WHAT YOU SHOULD DO:
Every entry below should be printed exactly, without its images.

▶

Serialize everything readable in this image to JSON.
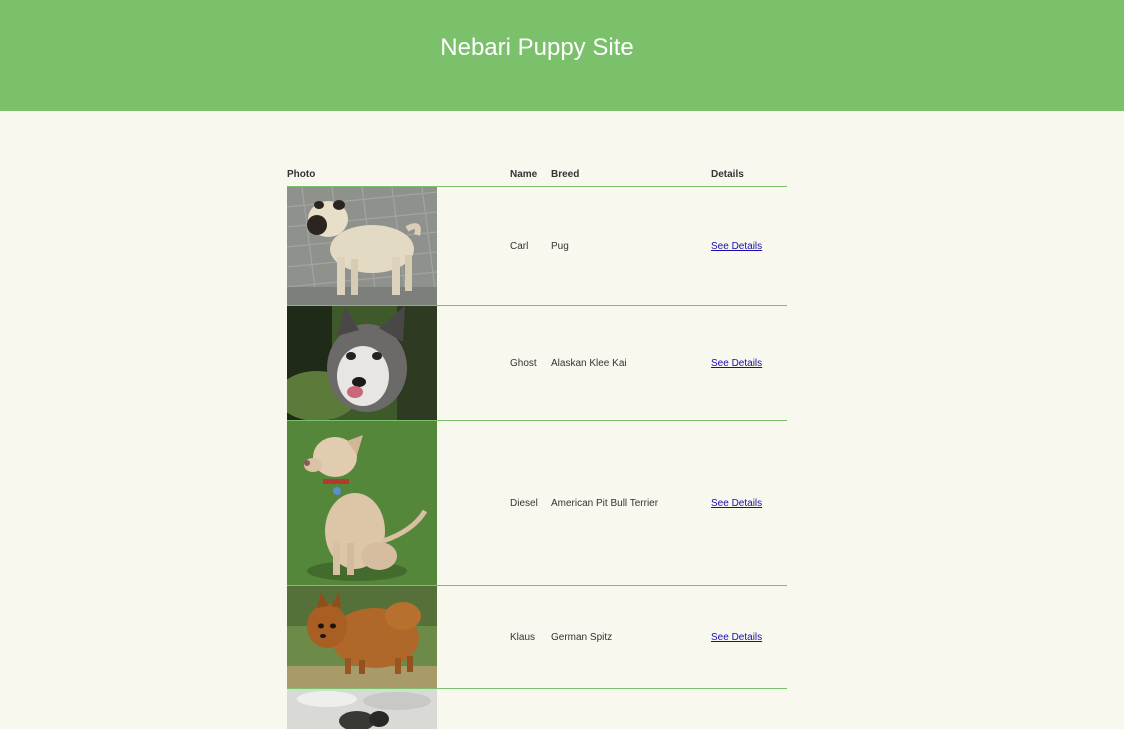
{
  "header": {
    "title": "Nebari Puppy Site"
  },
  "table": {
    "columns": [
      "Photo",
      "Name",
      "Breed",
      "Details"
    ],
    "rows": [
      {
        "photo": "pug-photo",
        "name": "Carl",
        "breed": "Pug",
        "details": "See Details"
      },
      {
        "photo": "husky-photo",
        "name": "Ghost",
        "breed": "Alaskan Klee Kai",
        "details": "See Details"
      },
      {
        "photo": "pitbull-photo",
        "name": "Diesel",
        "breed": "American Pit Bull Terrier",
        "details": "See Details"
      },
      {
        "photo": "spitz-photo",
        "name": "Klaus",
        "breed": "German Spitz",
        "details": "See Details"
      },
      {
        "photo": "dog-in-snow-photo",
        "name": "",
        "breed": "",
        "details": ""
      }
    ]
  },
  "colors": {
    "header_bg": "#7bc06a",
    "page_bg": "#f9f8ef",
    "link": "#1a0dab"
  }
}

◀

RESULT OF THE EXERCISE:
Serialize everything readable in this image to JSON.
{
  "header": {
    "title": "Nebari Puppy Site"
  },
  "table": {
    "columns": [
      "Photo",
      "Name",
      "Breed",
      "Details"
    ],
    "rows": [
      {
        "photo": "pug-photo",
        "name": "Carl",
        "breed": "Pug",
        "details": "See Details"
      },
      {
        "photo": "husky-photo",
        "name": "Ghost",
        "breed": "Alaskan Klee Kai",
        "details": "See Details"
      },
      {
        "photo": "pitbull-photo",
        "name": "Diesel",
        "breed": "American Pit Bull Terrier",
        "details": "See Details"
      },
      {
        "photo": "spitz-photo",
        "name": "Klaus",
        "breed": "German Spitz",
        "details": "See Details"
      },
      {
        "photo": "dog-in-snow-photo",
        "name": "",
        "breed": "",
        "details": ""
      }
    ]
  },
  "colors": {
    "header_bg": "#7bc06a",
    "page_bg": "#f9f8ef",
    "link": "#1a0dab"
  }
}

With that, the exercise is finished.